§ Stated exercise: Leave out all pictures and retype exactly the lines from the one with "Read out every word on this page." through the last line of the material.

*** Exercise data

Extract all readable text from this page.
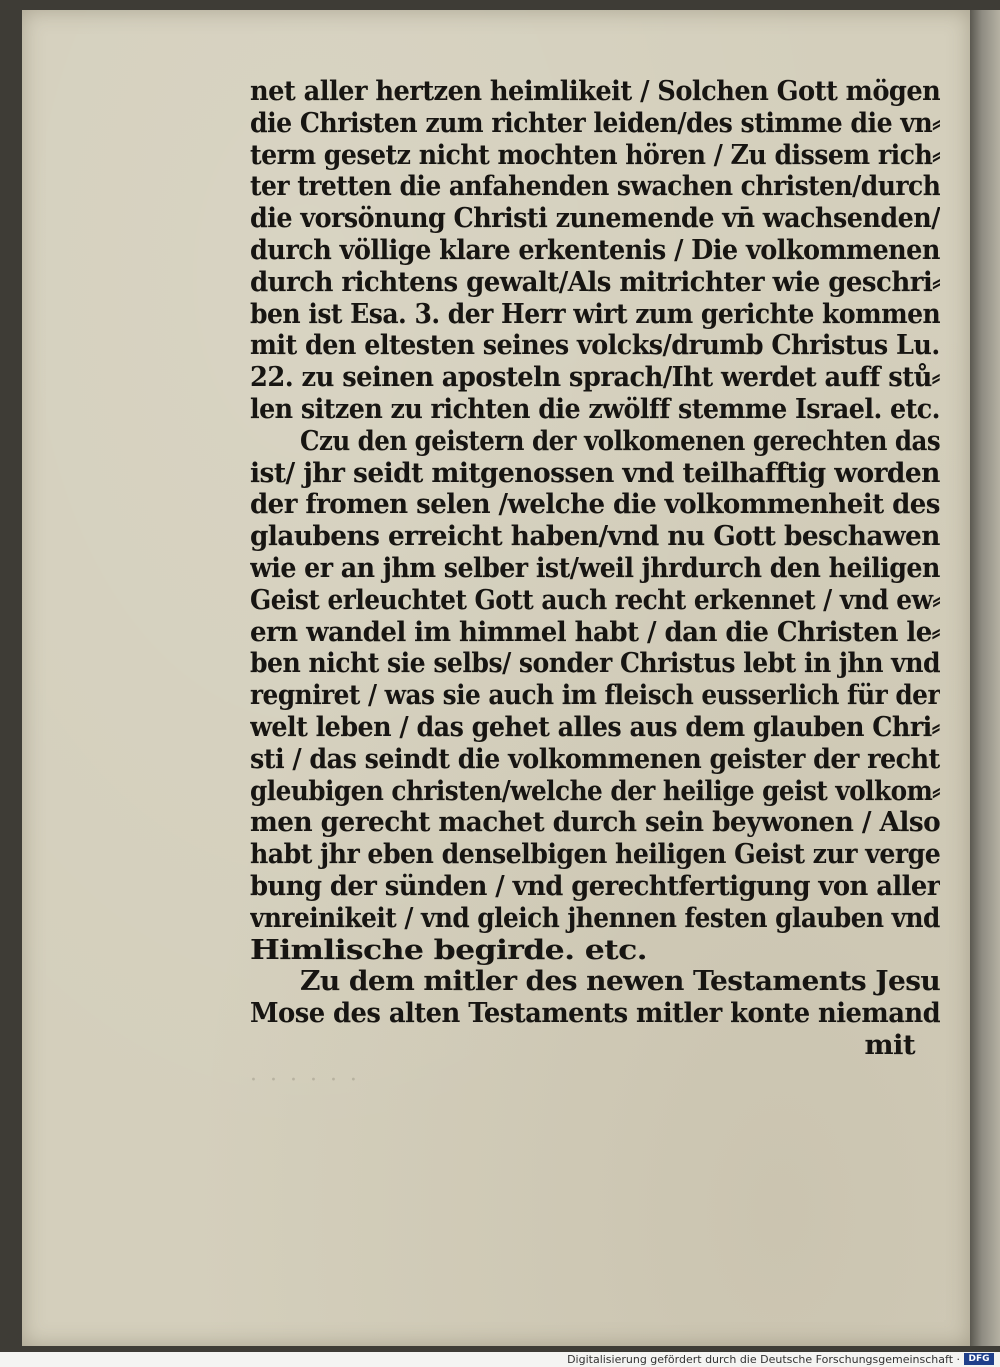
· · · · · ·
net aller hertzen heimlikeit / Solchen Gott mögen
die Christen zum richter leiden/des stimme die vn⸗
term gesetz nicht mochten hören / Zu dissem rich⸗
ter tretten die anfahenden swachen christen/durch
die vorsönung Christi zunemende vn̄ wachsenden/
durch völlige klare erkentenis / Die volkommenen
durch richtens gewalt/Als mitrichter wie geschri⸗
ben ist Esa. 3. der Herr wirt zum gerichte kommen
mit den eltesten seines volcks/drumb Christus Lu.
22. zu seinen aposteln sprach/Iht werdet auff stů⸗
len sitzen zu richten die zwölff stemme Israel. etc.
Czu den geistern der volkomenen gerechten das
ist/ jhr seidt mitgenossen vnd teilhafftig worden
der fromen selen /welche die volkommenheit des
glaubens erreicht haben/vnd nu Gott beschawen
wie er an jhm selber ist/weil jhrdurch den heiligen
Geist erleuchtet Gott auch recht erkennet / vnd ew⸗
ern wandel im himmel habt / dan die Christen le⸗
ben nicht sie selbs/ sonder Christus lebt in jhn vnd
regniret / was sie auch im fleisch eusserlich für der
welt leben / das gehet alles aus dem glauben Chri⸗
sti / das seindt die volkommenen geister der recht
gleubigen christen/welche der heilige geist volkom⸗
men gerecht machet durch sein beywonen / Also
habt jhr eben denselbigen heiligen Geist zur verge
bung der sünden / vnd gerechtfertigung von aller
vnreinikeit / vnd gleich jhennen festen glauben vnd
Himlische begirde. etc.
Zu dem mitler des newen Testaments Jesu
Mose des alten Testaments mitler konte niemand
mit
Digitalisierung gefördert durch die Deutsche Forschungsgemeinschaft · DFG
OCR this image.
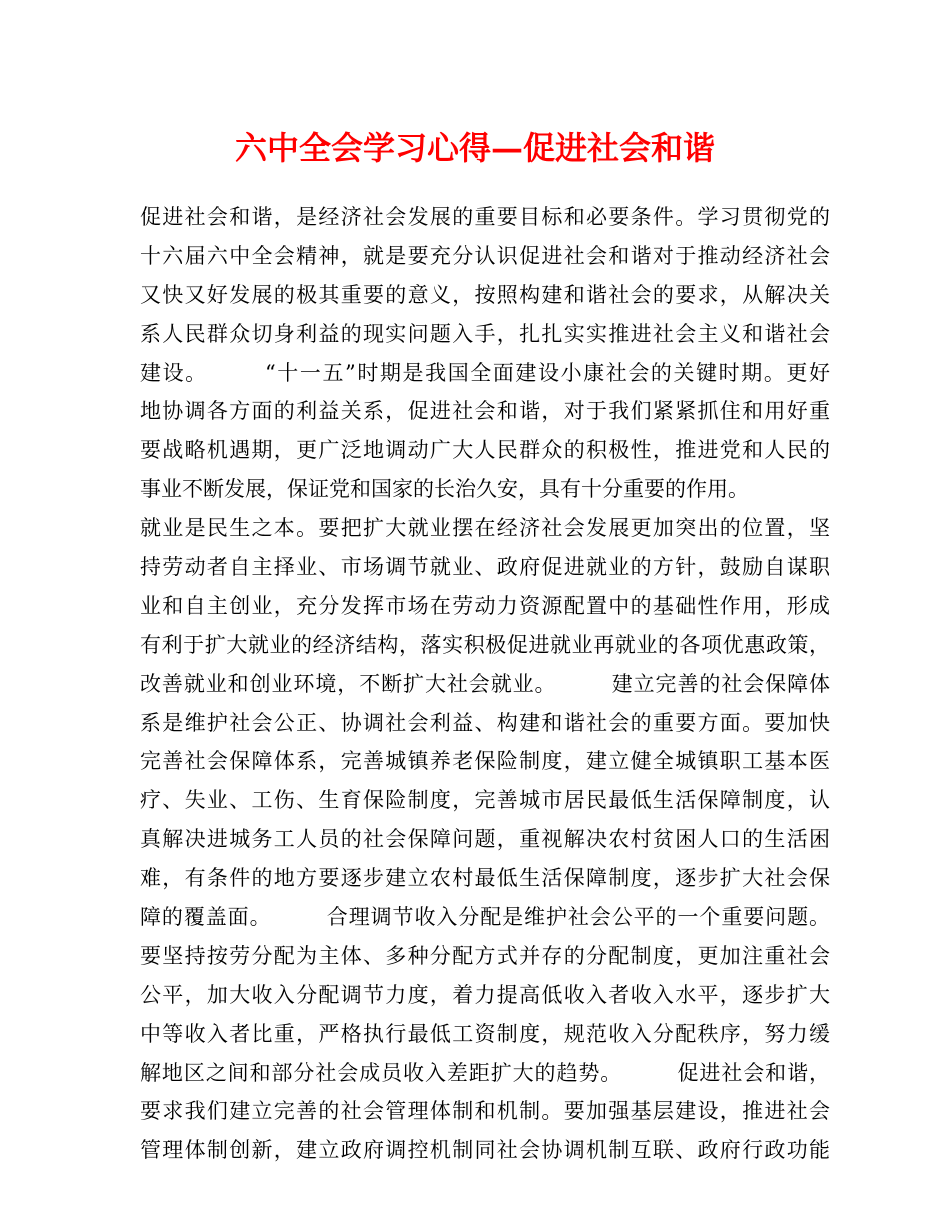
六中全会学习心得—促进社会和谐
促进社会和谐，是经济社会发展的重要目标和必要条件。学习贯彻党的
十六届六中全会精神，就是要充分认识促进社会和谐对于推动经济社会
又快又好发展的极其重要的意义，按照构建和谐社会的要求，从解决关
系人民群众切身利益的现实问题入手，扎扎实实推进社会主义和谐社会
建设。　　　“十一五”时期是我国全面建设小康社会的关键时期。更好
地协调各方面的利益关系，促进社会和谐，对于我们紧紧抓住和用好重
要战略机遇期，更广泛地调动广大人民群众的积极性，推进党和人民的
事业不断发展，保证党和国家的长治久安，具有十分重要的作用。　
就业是民生之本。要把扩大就业摆在经济社会发展更加突出的位置，坚
持劳动者自主择业、市场调节就业、政府促进就业的方针，鼓励自谋职
业和自主创业，充分发挥市场在劳动力资源配置中的基础性作用，形成
有利于扩大就业的经济结构，落实积极促进就业再就业的各项优惠政策，
改善就业和创业环境，不断扩大社会就业。　　　建立完善的社会保障体
系是维护社会公正、协调社会利益、构建和谐社会的重要方面。要加快
完善社会保障体系，完善城镇养老保险制度，建立健全城镇职工基本医
疗、失业、工伤、生育保险制度，完善城市居民最低生活保障制度，认
真解决进城务工人员的社会保障问题，重视解决农村贫困人口的生活困
难，有条件的地方要逐步建立农村最低生活保障制度，逐步扩大社会保
障的覆盖面。　　　合理调节收入分配是维护社会公平的一个重要问题。
要坚持按劳分配为主体、多种分配方式并存的分配制度，更加注重社会
公平，加大收入分配调节力度，着力提高低收入者收入水平，逐步扩大
中等收入者比重，严格执行最低工资制度，规范收入分配秩序，努力缓
解地区之间和部分社会成员收入差距扩大的趋势。　　　促进社会和谐，
要求我们建立完善的社会管理体制和机制。要加强基层建设，推进社会
管理体制创新，建立政府调控机制同社会协调机制互联、政府行政功能
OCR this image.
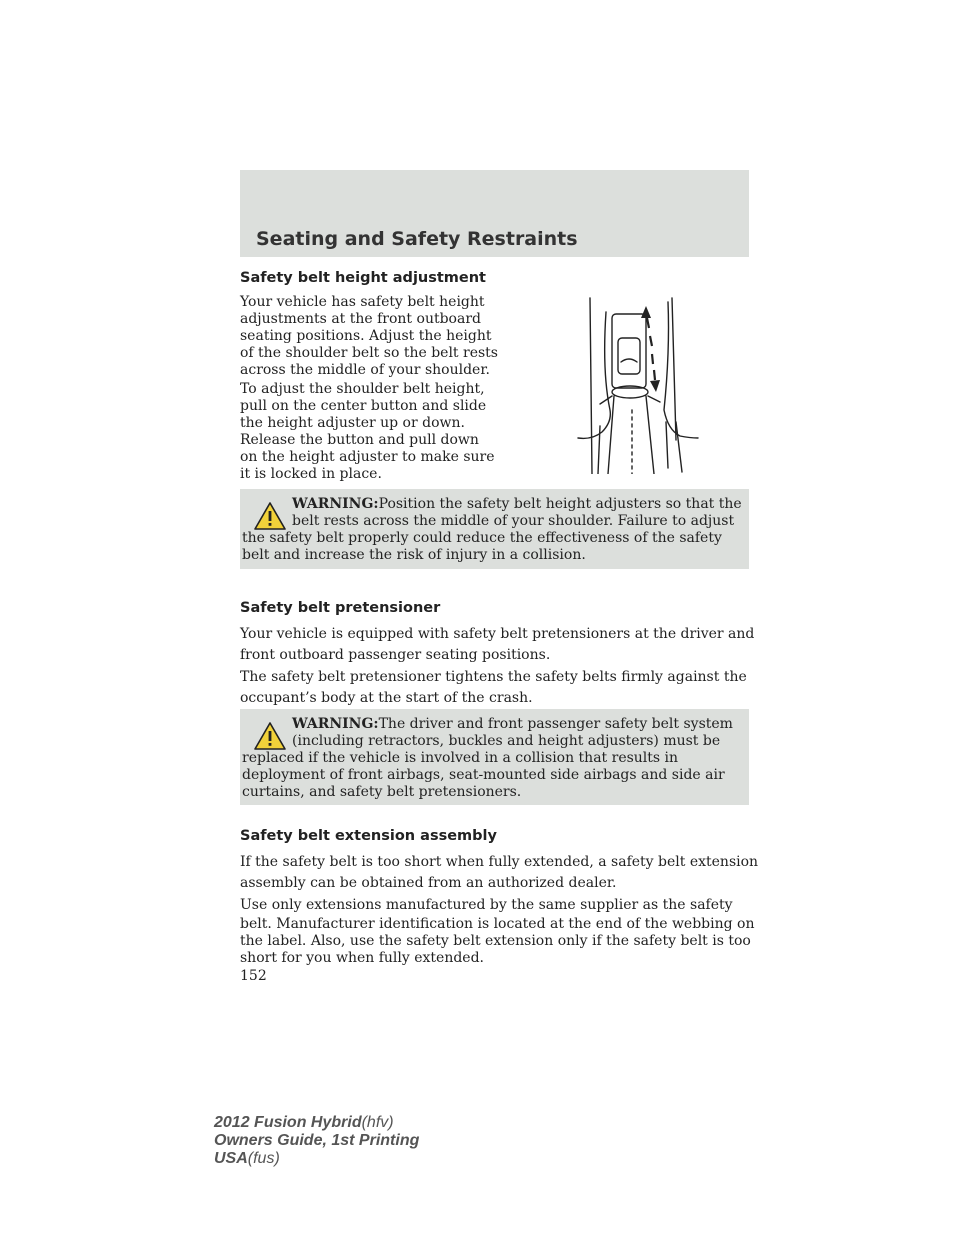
Seating and Safety Restraints
Safety belt height adjustment
Your vehicle has safety belt height
adjustments at the front outboard
seating positions. Adjust the height
of the shoulder belt so the belt rests
across the middle of your shoulder.
To adjust the shoulder belt height,
pull on the center button and slide
the height adjuster up or down.
Release the button and pull down
on the height adjuster to make sure
it is locked in place.
WARNING:Position the safety belt height adjusters so that the
belt rests across the middle of your shoulder. Failure to adjust
the safety belt properly could reduce the effectiveness of the safety
belt and increase the risk of injury in a collision.
Safety belt pretensioner
Your vehicle is equipped with safety belt pretensioners at the driver and
front outboard passenger seating positions.
The safety belt pretensioner tightens the safety belts firmly against the
occupant’s body at the start of the crash.
WARNING:The driver and front passenger safety belt system
(including retractors, buckles and height adjusters) must be
replaced if the vehicle is involved in a collision that results in
deployment of front airbags, seat-mounted side airbags and side air
curtains, and safety belt pretensioners.
Safety belt extension assembly
If the safety belt is too short when fully extended, a safety belt extension
assembly can be obtained from an authorized dealer.
Use only extensions manufactured by the same supplier as the safety
belt. Manufacturer identification is located at the end of the webbing on
the label. Also, use the safety belt extension only if the safety belt is too
short for you when fully extended.
152
2012 Fusion Hybrid(hfv)
Owners Guide, 1st Printing
USA(fus)
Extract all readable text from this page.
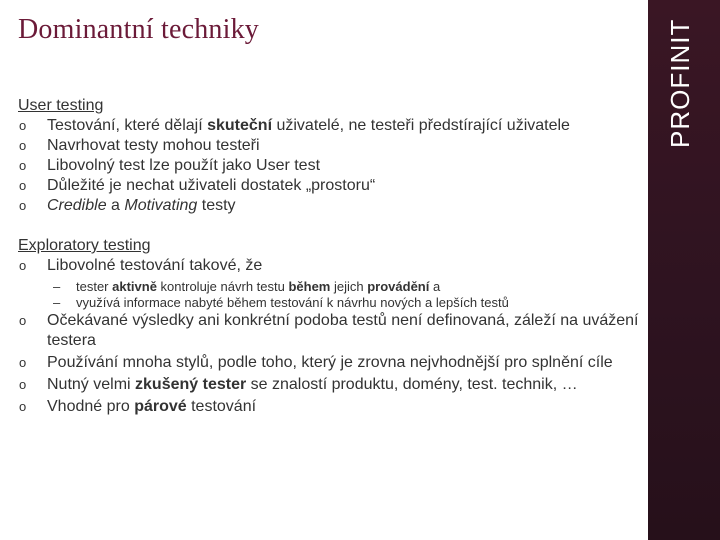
Dominantní techniky	PROFINIT
User testing
o Testování, které dělají skuteční uživatelé, ne testeři předstírající uživatele
o Navrhovat testy mohou testeři
o Libovolný test lze použít jako User test
o Důležité je nechat uživateli dostatek „prostoru“
o Credible a Motivating testy
Exploratory testing
o Libovolné testování takové, že
– tester aktivně kontroluje návrh testu během jejich provádění a
– využívá informace nabyté během testování k návrhu nových a lepších testů
o Očekávané výsledky ani konkrétní podoba testů není definovaná, záleží na uvážení testera
o Používání mnoha stylů, podle toho, který je zrovna nejvhodnější pro splnění cíle
o Nutný velmi zkušený tester se znalostí produktu, domény, test. technik, …
o Vhodné pro párové testování
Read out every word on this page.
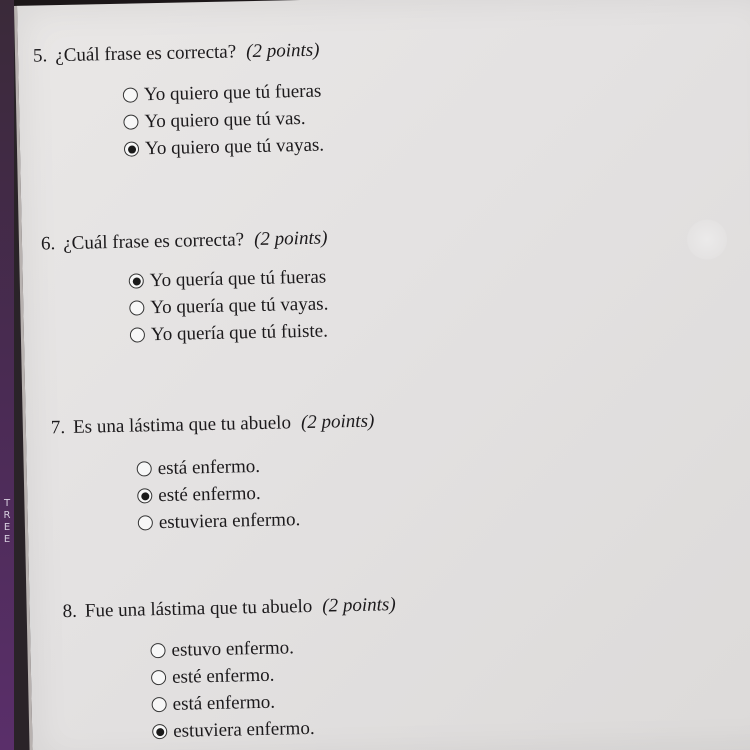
5. ¿Cuál frase es correcta? (2 points)
Yo quiero que tú fueras
Yo quiero que tú vas.
Yo quiero que tú vayas.
6. ¿Cuál frase es correcta? (2 points)
Yo quería que tú fueras
Yo quería que tú vayas.
Yo quería que tú fuiste.
7. Es una lástima que tu abuelo (2 points)
está enfermo.
esté enfermo.
estuviera enfermo.
8. Fue una lástima que tu abuelo (2 points)
estuvo enfermo.
esté enfermo.
está enfermo.
estuviera enfermo.
T
R
E
E
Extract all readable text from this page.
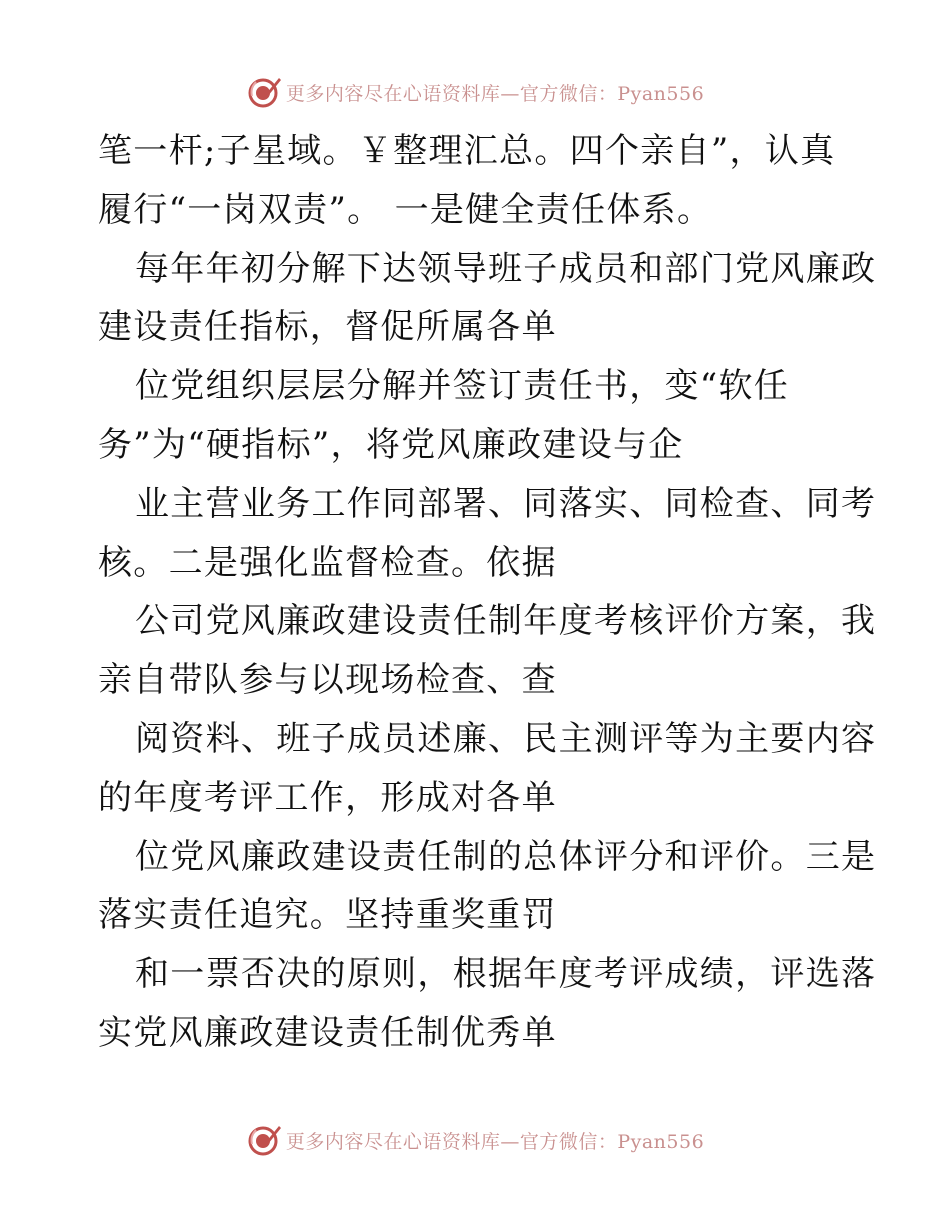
更多内容尽在心语资料库—官方微信：Pyan556

笔一杆;子星域。￥整理汇总。四个亲自”，认真

履行“一岗双责”。 一是健全责任体系。

每年年初分解下达领导班子成员和部门党风廉政

建设责任指标，督促所属各单

位党组织层层分解并签订责任书，变“软任

务”为“硬指标”，将党风廉政建设与企

业主营业务工作同部署、同落实、同检查、同考

核。二是强化监督检查。依据

公司党风廉政建设责任制年度考核评价方案，我

亲自带队参与以现场检查、查

阅资料、班子成员述廉、民主测评等为主要内容

的年度考评工作，形成对各单

位党风廉政建设责任制的总体评分和评价。三是

落实责任追究。坚持重奖重罚

和一票否决的原则，根据年度考评成绩，评选落

实党风廉政建设责任制优秀单

更多内容尽在心语资料库—官方微信：Pyan556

******

§ Task answer:
Read out every word on this page.
5. ¿Cuál frase es correcta? (2 points)
Yo quiero que tú fueras
Yo quiero que tú vas.
Yo quiero que tú vayas.
6. ¿Cuál frase es correcta? (2 points)
Yo quería que tú fueras
Yo quería que tú vayas.
Yo quería que tú fuiste.
7. Es una lástima que tu abuelo (2 points)
está enfermo.
esté enfermo.
estuviera enfermo.
8. Fue una lástima que tu abuelo (2 points)
estuvo enfermo.
esté enfermo.
está enfermo.
estuviera enfermo.
T
R
E
E
Extract all readable text from this page.
更多内容尽在心语资料库—官方微信：Pyan556

笔一杆;子星域。￥整理汇总。四个亲自”，认真

履行“一岗双责”。 一是健全责任体系。

每年年初分解下达领导班子成员和部门党风廉政

建设责任指标，督促所属各单

位党组织层层分解并签订责任书，变“软任

务”为“硬指标”，将党风廉政建设与企

业主营业务工作同部署、同落实、同检查、同考

核。二是强化监督检查。依据

公司党风廉政建设责任制年度考核评价方案，我

亲自带队参与以现场检查、查

阅资料、班子成员述廉、民主测评等为主要内容

的年度考评工作，形成对各单

位党风廉政建设责任制的总体评分和评价。三是

落实责任追究。坚持重奖重罚

和一票否决的原则，根据年度考评成绩，评选落

实党风廉政建设责任制优秀单

更多内容尽在心语资料库—官方微信：Pyan556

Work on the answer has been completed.